** START OF DATA SHOWN **

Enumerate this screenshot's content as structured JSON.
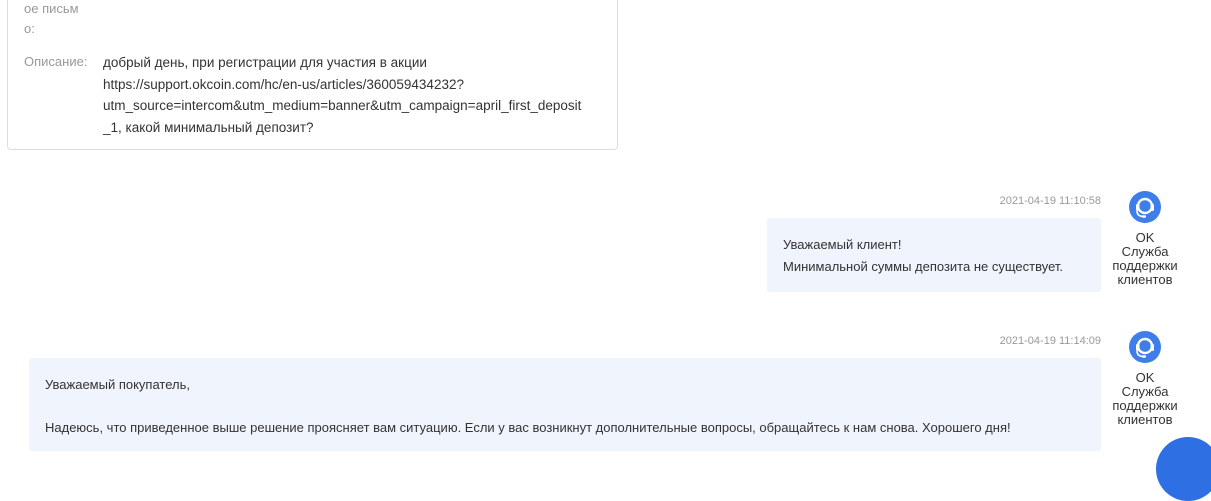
{
  "ticket": {
    "fragment_line1": "ое письм",
    "fragment_line2": "о:",
    "description_label": "Описание:",
    "description_value": "добрый день, при регистрации для участия в акции\nhttps://support.okcoin.com/hc/en-us/articles/360059434232?\nutm_source=intercom&utm_medium=banner&utm_campaign=april_first_deposit\n_1, какой минимальный депозит?"
  },
  "messages": [
    {
      "timestamp": "2021-04-19 11:10:58",
      "text": "Уважаемый клиент!\nМинимальной суммы депозита не существует.",
      "author": "OK\nСлужба\nподдержки\nклиентов",
      "avatar_icon": "headset-agent-icon"
    },
    {
      "timestamp": "2021-04-19 11:14:09",
      "text": "Уважаемый покупатель,\n\nНадеюсь, что приведенное выше решение проясняет вам ситуацию. Если у вас возникнут дополнительные вопросы, обращайтесь к нам снова. Хорошего дня!",
      "author": "OK\nСлужба\nподдержки\nклиентов",
      "avatar_icon": "headset-agent-icon"
    }
  ],
  "chat_widget": {
    "icon": "chat-bubble-icon"
  },
  "colors": {
    "bubble_bg": "#f0f4fd",
    "avatar": "#3f7ee8",
    "chat_button": "#2f6fe4",
    "muted_text": "#999999"
  }
}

** END OF DATA SHOWN **

▶ REQUIREMENT
Please transcribe the material above exactly as written. Leave the pictures out.

▶ WRITTEN ANSWER
Enumerate this screenshot's content as structured JSON.
{
  "ticket": {
    "fragment_line1": "ое письм",
    "fragment_line2": "о:",
    "description_label": "Описание:",
    "description_value": "добрый день, при регистрации для участия в акции\nhttps://support.okcoin.com/hc/en-us/articles/360059434232?\nutm_source=intercom&utm_medium=banner&utm_campaign=april_first_deposit\n_1, какой минимальный депозит?"
  },
  "messages": [
    {
      "timestamp": "2021-04-19 11:10:58",
      "text": "Уважаемый клиент!\nМинимальной суммы депозита не существует.",
      "author": "OK\nСлужба\nподдержки\nклиентов",
      "avatar_icon": "headset-agent-icon"
    },
    {
      "timestamp": "2021-04-19 11:14:09",
      "text": "Уважаемый покупатель,\n\nНадеюсь, что приведенное выше решение проясняет вам ситуацию. Если у вас возникнут дополнительные вопросы, обращайтесь к нам снова. Хорошего дня!",
      "author": "OK\nСлужба\nподдержки\nклиентов",
      "avatar_icon": "headset-agent-icon"
    }
  ],
  "chat_widget": {
    "icon": "chat-bubble-icon"
  },
  "colors": {
    "bubble_bg": "#f0f4fd",
    "avatar": "#3f7ee8",
    "chat_button": "#2f6fe4",
    "muted_text": "#999999"
  }
}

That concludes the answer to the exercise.